▶ **Exercise requirements**:
Copy all lines of the listing that include the string "κάτω".

** Start Records for this task **

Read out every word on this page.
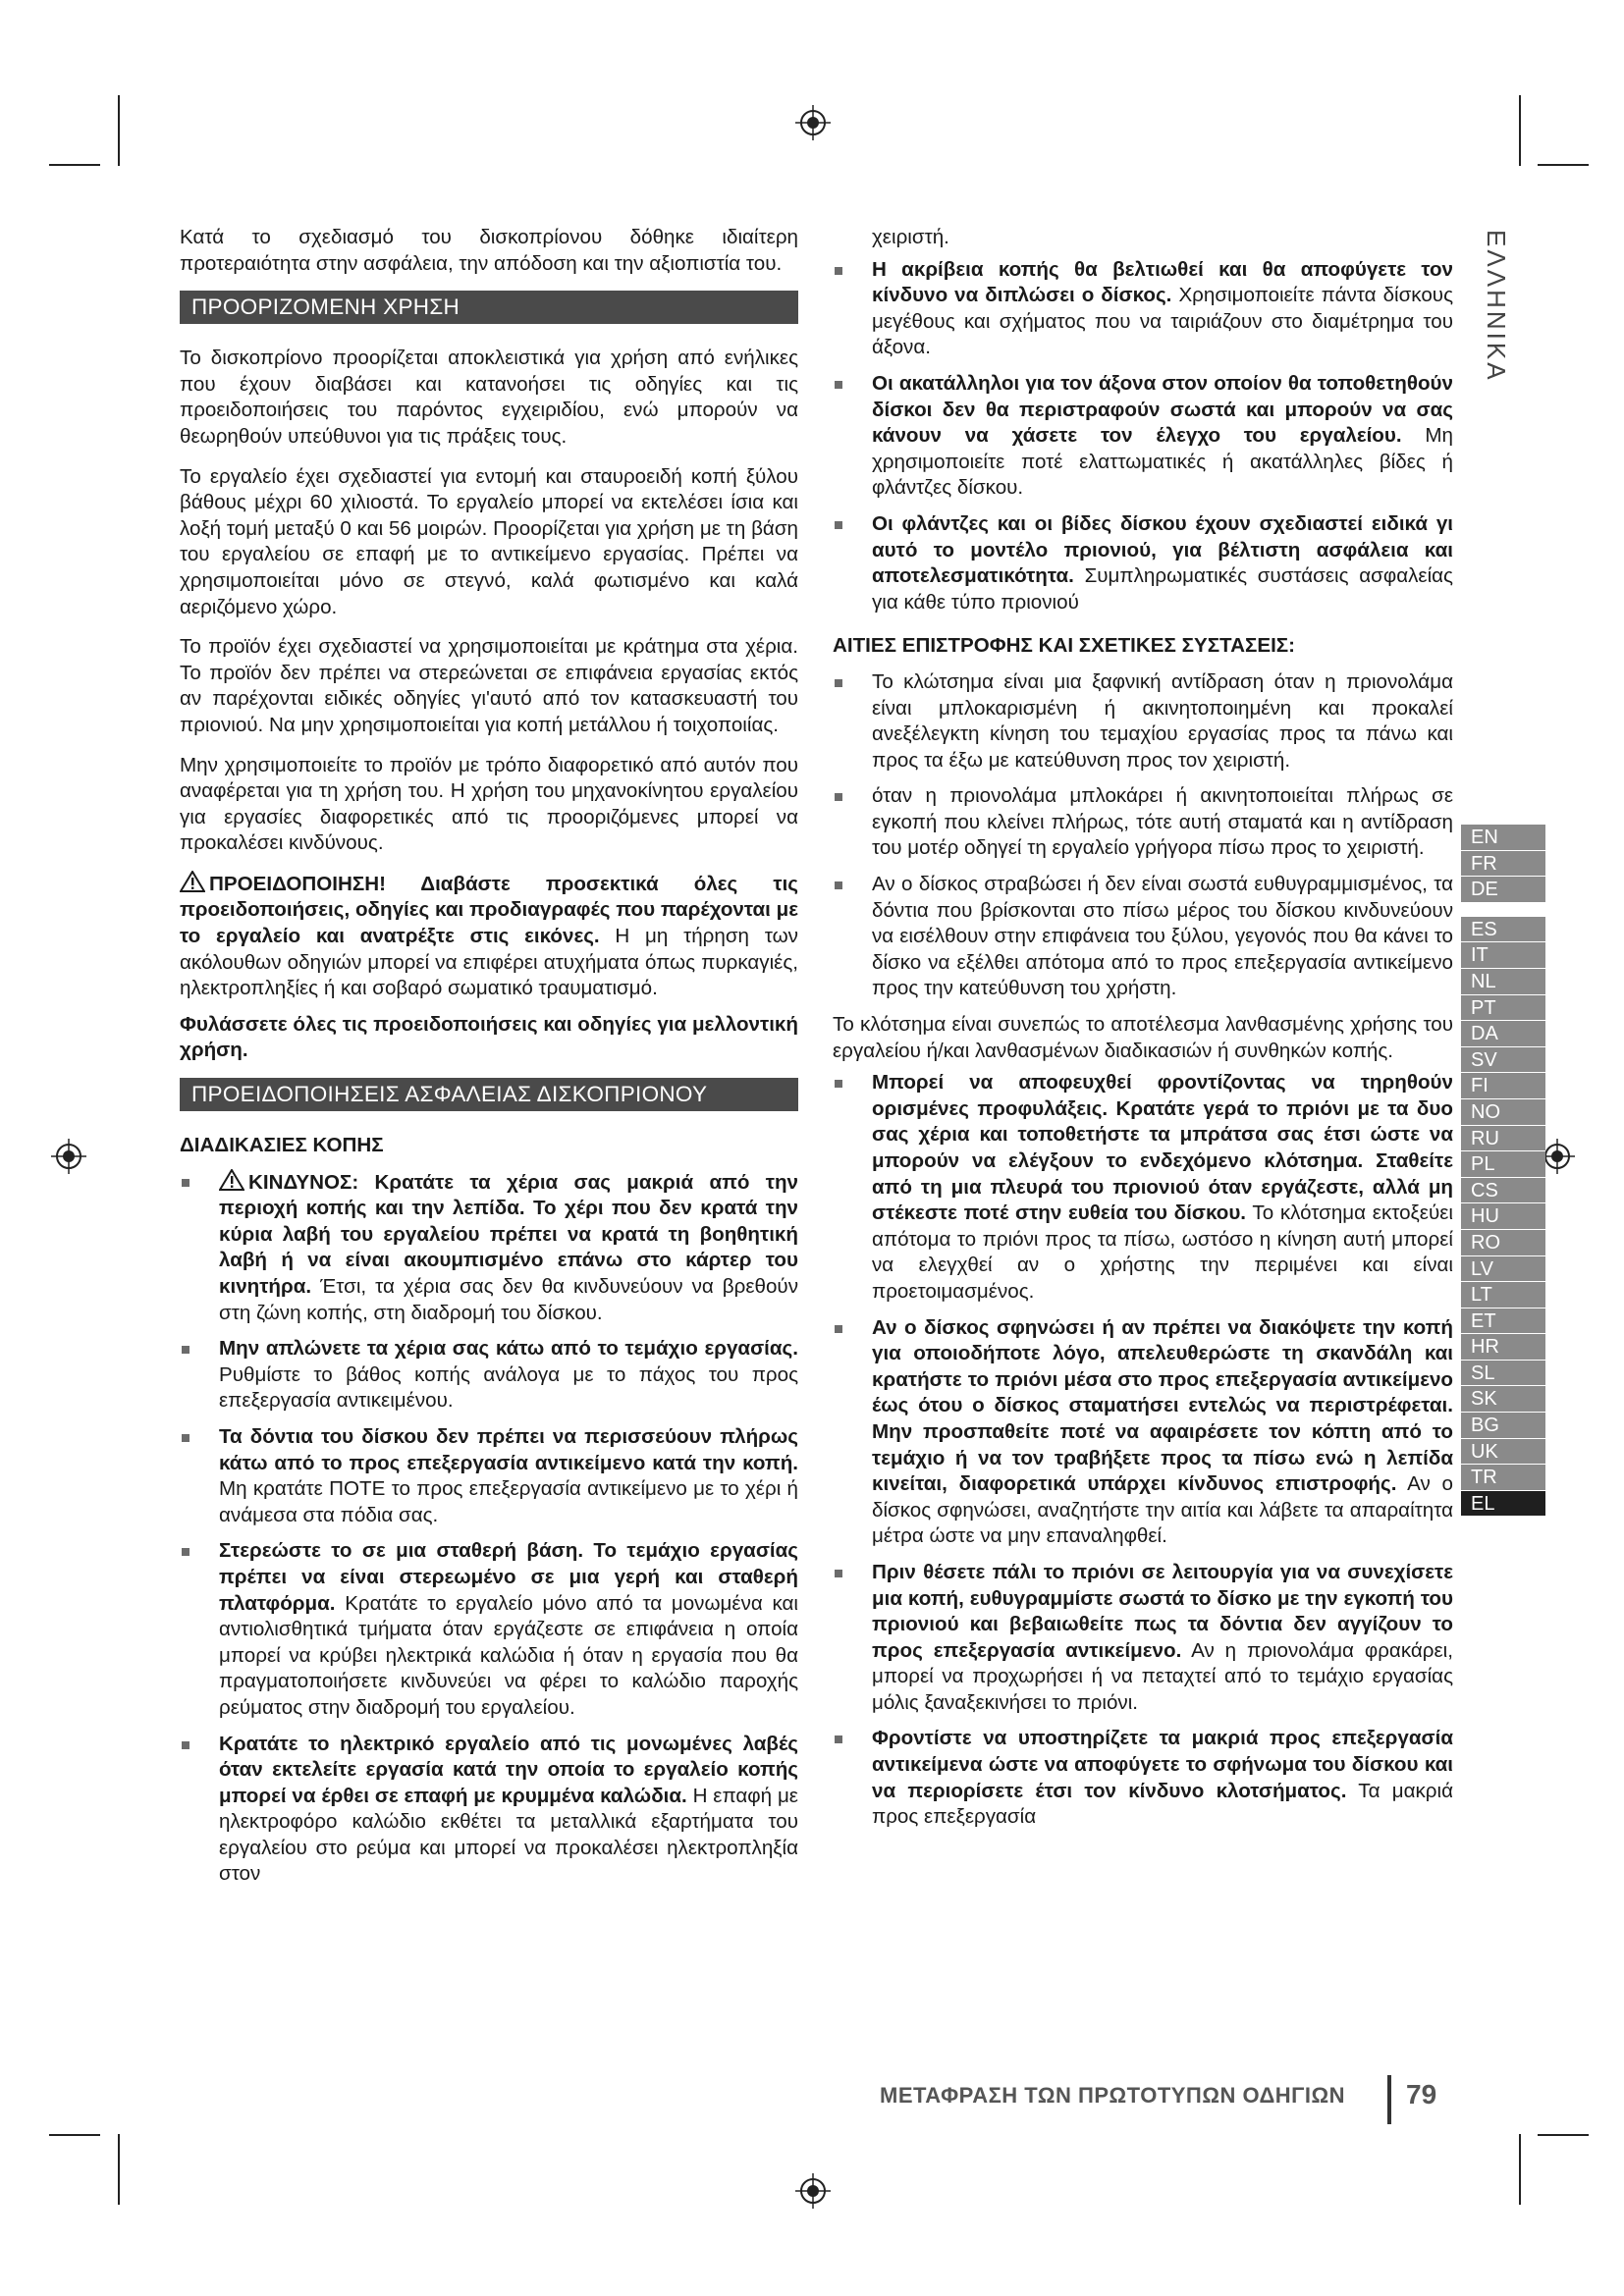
ΕΛΛΗΝΙΚΑ

Κατά το σχεδιασμό του δισκοπρίονου δόθηκε ιδιαίτερη προτεραιότητα στην ασφάλεια, την απόδοση και την αξιοπιστία του.

ΠΡΟΟΡΙΖΟΜΕΝΗ ΧΡΗΣΗ

Το δισκοπρίονο προορίζεται αποκλειστικά για χρήση από ενήλικες που έχουν διαβάσει και κατανοήσει τις οδηγίες και τις προειδοποιήσεις του παρόντος εγχειριδίου, ενώ μπορούν να θεωρηθούν υπεύθυνοι για τις πράξεις τους.

Το εργαλείο έχει σχεδιαστεί για εντομή και σταυροειδή κοπή ξύλου βάθους μέχρι 60 χιλιοστά. Το εργαλείο μπορεί να εκτελέσει ίσια και λοξή τομή μεταξύ 0 και 56 μοιρών. Προορίζεται για χρήση με τη βάση του εργαλείου σε επαφή με το αντικείμενο εργασίας. Πρέπει να χρησιμοποιείται μόνο σε στεγνό, καλά φωτισμένο και καλά αεριζόμενο χώρο.

Το προϊόν έχει σχεδιαστεί να χρησιμοποιείται με κράτημα στα χέρια. Το προϊόν δεν πρέπει να στερεώνεται σε επιφάνεια εργασίας εκτός αν παρέχονται ειδικές οδηγίες γι'αυτό από τον κατασκευαστή του πριονιού. Να μην χρησιμοποιείται για κοπή μετάλλου ή τοιχοποιίας.

Μην χρησιμοποιείτε το προϊόν με τρόπο διαφορετικό από αυτόν που αναφέρεται για τη χρήση του. Η χρήση του μηχανοκίνητου εργαλείου για εργασίες διαφορετικές από τις προοριζόμενες μπορεί να προκαλέσει κινδύνους.

ΠΡΟΕΙΔΟΠΟΙΗΣΗ! Διαβάστε προσεκτικά όλες τις προειδοποιήσεις, οδηγίες και προδιαγραφές που παρέχονται με το εργαλείο και ανατρέξτε στις εικόνες. Η μη τήρηση των ακόλουθων οδηγιών μπορεί να επιφέρει ατυχήματα όπως πυρκαγιές, ηλεκτροπληξίες ή και σοβαρό σωματικό τραυματισμό.

Φυλάσσετε όλες τις προειδοποιήσεις και οδηγίες για μελλοντική χρήση.

ΠΡΟΕΙΔΟΠΟΙΗΣΕΙΣ ΑΣΦΑΛΕΙΑΣ ΔΙΣΚΟΠΡΙΟΝΟΥ
ΔΙΑΔΙΚΑΣΙΕΣ ΚΟΠΗΣ
ΚΙΝΔΥΝΟΣ: Κρατάτε τα χέρια σας μακριά από την περιοχή κοπής και την λεπίδα. Το χέρι που δεν κρατά την κύρια λαβή του εργαλείου πρέπει να κρατά τη βοηθητική λαβή ή να είναι ακουμπισμένο επάνω στο κάρτερ του κινητήρα. Έτσι, τα χέρια σας δεν θα κινδυνεύουν να βρεθούν στη ζώνη κοπής, στη διαδρομή του δίσκου.
Μην απλώνετε τα χέρια σας κάτω από το τεμάχιο εργασίας. Ρυθμίστε το βάθος κοπής ανάλογα με το πάχος του προς επεξεργασία αντικειμένου.
Τα δόντια του δίσκου δεν πρέπει να περισσεύουν πλήρως κάτω από το προς επεξεργασία αντικείμενο κατά την κοπή. Μη κρατάτε ΠΟΤΕ το προς επεξεργασία αντικείμενο με το χέρι ή ανάμεσα στα πόδια σας.
Στερεώστε το σε μια σταθερή βάση. Το τεμάχιο εργασίας πρέπει να είναι στερεωμένο σε μια γερή και σταθερή πλατφόρμα. Κρατάτε το εργαλείο μόνο από τα μονωμένα και αντιολισθητικά τμήματα όταν εργάζεστε σε επιφάνεια η οποία μπορεί να κρύβει ηλεκτρικά καλώδια ή όταν η εργασία που θα πραγματοποιήσετε κινδυνεύει να φέρει το καλώδιο παροχής ρεύματος στην διαδρομή του εργαλείου.
Κρατάτε το ηλεκτρικό εργαλείο από τις μονωμένες λαβές όταν εκτελείτε εργασία κατά την οποία το εργαλείο κοπής μπορεί να έρθει σε επαφή με κρυμμένα καλώδια. Η επαφή με ηλεκτροφόρο καλώδιο εκθέτει τα μεταλλικά εξαρτήματα του εργαλείου στο ρεύμα και μπορεί να προκαλέσει ηλεκτροπληξία στον

χειριστή.

Η ακρίβεια κοπής θα βελτιωθεί και θα αποφύγετε τον κίνδυνο να διπλώσει ο δίσκος. Χρησιμοποιείτε πάντα δίσκους μεγέθους και σχήματος που να ταιριάζουν στο διαμέτρημα του άξονα.
Οι ακατάλληλοι για τον άξονα στον οποίον θα τοποθετηθούν δίσκοι δεν θα περιστραφούν σωστά και μπορούν να σας κάνουν να χάσετε τον έλεγχο του εργαλείου. Μη χρησιμοποιείτε ποτέ ελαττωματικές ή ακατάλληλες βίδες ή φλάντζες δίσκου.
Οι φλάντζες και οι βίδες δίσκου έχουν σχεδιαστεί ειδικά γι αυτό το μοντέλο πριονιού, για βέλτιστη ασφάλεια και αποτελεσματικότητα. Συμπληρωματικές συστάσεις ασφαλείας για κάθε τύπο πριονιού
ΑΙΤΙΕΣ ΕΠΙΣΤΡΟΦΗΣ ΚΑΙ ΣΧΕΤΙΚΕΣ ΣΥΣΤΑΣΕΙΣ:
Το κλώτσημα είναι μια ξαφνική αντίδραση όταν η πριονολάμα είναι μπλοκαρισμένη ή ακινητοποιημένη και προκαλεί ανεξέλεγκτη κίνηση του τεμαχίου εργασίας προς τα πάνω και προς τα έξω με κατεύθυνση προς τον χειριστή.
όταν η πριονολάμα μπλοκάρει ή ακινητοποιείται πλήρως σε εγκοπή που κλείνει πλήρως, τότε αυτή σταματά και η αντίδραση του μοτέρ οδηγεί τη εργαλείο γρήγορα πίσω προς το χειριστή.
Αν ο δίσκος στραβώσει ή δεν είναι σωστά ευθυγραμμισμένος, τα δόντια που βρίσκονται στο πίσω μέρος του δίσκου κινδυνεύουν να εισέλθουν στην επιφάνεια του ξύλου, γεγονός που θα κάνει το δίσκο να εξέλθει απότομα από το προς επεξεργασία αντικείμενο προς την κατεύθυνση του χρήστη.

Το κλότσημα είναι συνεπώς το αποτέλεσμα λανθασμένης χρήσης του εργαλείου ή/και λανθασμένων διαδικασιών ή συνθηκών κοπής.

Μπορεί να αποφευχθεί φροντίζοντας να τηρηθούν ορισμένες προφυλάξεις. Κρατάτε γερά το πριόνι με τα δυο σας χέρια και τοποθετήστε τα μπράτσα σας έτσι ώστε να μπορούν να ελέγξουν το ενδεχόμενο κλότσημα. Σταθείτε από τη μια πλευρά του πριονιού όταν εργάζεστε, αλλά μη στέκεστε ποτέ στην ευθεία του δίσκου. Το κλότσημα εκτοξεύει απότομα το πριόνι προς τα πίσω, ωστόσο η κίνηση αυτή μπορεί να ελεγχθεί αν ο χρήστης την περιμένει και είναι προετοιμασμένος.
Αν ο δίσκος σφηνώσει ή αν πρέπει να διακόψετε την κοπή για οποιοδήποτε λόγο, απελευθερώστε τη σκανδάλη και κρατήστε το πριόνι μέσα στο προς επεξεργασία αντικείμενο έως ότου ο δίσκος σταματήσει εντελώς να περιστρέφεται. Μην προσπαθείτε ποτέ να αφαιρέσετε τον κόπτη από το τεμάχιο ή να τον τραβήξετε προς τα πίσω ενώ η λεπίδα κινείται, διαφορετικά υπάρχει κίνδυνος επιστροφής. Αν ο δίσκος σφηνώσει, αναζητήστε την αιτία και λάβετε τα απαραίτητα μέτρα ώστε να μην επαναληφθεί.
Πριν θέσετε πάλι το πριόνι σε λειτουργία για να συνεχίσετε μια κοπή, ευθυγραμμίστε σωστά το δίσκο με την εγκοπή του πριονιού και βεβαιωθείτε πως τα δόντια δεν αγγίζουν το προς επεξεργασία αντικείμενο. Αν η πριονολάμα φρακάρει, μπορεί να προχωρήσει ή να πεταχτεί από το τεμάχιο εργασίας μόλις ξαναξεκινήσει το πριόνι.
Φροντίστε να υποστηρίζετε τα μακριά προς επεξεργασία αντικείμενα ώστε να αποφύγετε το σφήνωμα του δίσκου και να περιορίσετε έτσι τον κίνδυνο κλοτσήματος. Τα μακριά προς επεξεργασία
EN
FR
DE
ES
IT
NL
PT
DA
SV
FI
NO
RU
PL
CS
HU
RO
LV
LT
ET
HR
SL
SK
BG
UK
TR
EL
ΜΕΤΑΦΡΑΣΗ ΤΩΝ ΠΡΩΤΟΤΥΠΩΝ ΟΔΗΓΙΩΝ 79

** End Records for this task **

▶ **Output for this exercise**:
Μην απλώνετε τα χέρια σας κάτω από το τεμάχιο εργασίας. Ρυθμίστε το βάθος κοπής ανάλογα με το πάχος του προς επεξεργασία αντικειμένου.
Τα δόντια του δίσκου δεν πρέπει να περισσεύουν πλήρως κάτω από το προς επεξεργασία αντικείμενο κατά την κοπή. Μη κρατάτε ΠΟΤΕ το προς επεξεργασία αντικείμενο με το χέρι ή ανάμεσα στα πόδια σας.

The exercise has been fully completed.